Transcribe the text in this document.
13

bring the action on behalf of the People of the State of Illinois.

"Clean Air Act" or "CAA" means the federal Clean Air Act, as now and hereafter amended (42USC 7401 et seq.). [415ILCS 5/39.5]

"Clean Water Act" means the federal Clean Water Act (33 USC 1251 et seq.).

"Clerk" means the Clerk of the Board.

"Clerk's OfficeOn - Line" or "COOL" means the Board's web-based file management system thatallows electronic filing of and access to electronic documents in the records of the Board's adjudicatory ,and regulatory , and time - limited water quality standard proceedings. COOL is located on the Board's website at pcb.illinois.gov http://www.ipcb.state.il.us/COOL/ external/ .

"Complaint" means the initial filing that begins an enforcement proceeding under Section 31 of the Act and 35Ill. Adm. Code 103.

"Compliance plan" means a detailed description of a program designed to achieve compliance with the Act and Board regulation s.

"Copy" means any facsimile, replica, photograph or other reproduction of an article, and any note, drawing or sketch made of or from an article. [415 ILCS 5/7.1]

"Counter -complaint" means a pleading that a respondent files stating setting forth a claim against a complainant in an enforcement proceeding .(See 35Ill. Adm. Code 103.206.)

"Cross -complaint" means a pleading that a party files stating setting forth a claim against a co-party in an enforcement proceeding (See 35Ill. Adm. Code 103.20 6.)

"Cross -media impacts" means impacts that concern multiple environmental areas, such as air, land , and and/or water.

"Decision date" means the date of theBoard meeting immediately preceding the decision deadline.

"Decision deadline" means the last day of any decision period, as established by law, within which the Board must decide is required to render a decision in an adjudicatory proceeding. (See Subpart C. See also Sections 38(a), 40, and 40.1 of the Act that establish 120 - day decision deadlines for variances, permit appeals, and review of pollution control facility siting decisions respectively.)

____

Scan the records above for the string "forth", then select every line that holds it.

■ Worked answer
"Counter -complaint" means a pleading that a respondent files stating setting forth a claim against a complainant in an enforcement proceeding .(See 35Ill. Adm. Code 103.206.)
"Cross -complaint" means a pleading that a party files stating setting forth a claim against a co-party in an enforcement proceeding (See 35Ill. Adm. Code 103.20 6.)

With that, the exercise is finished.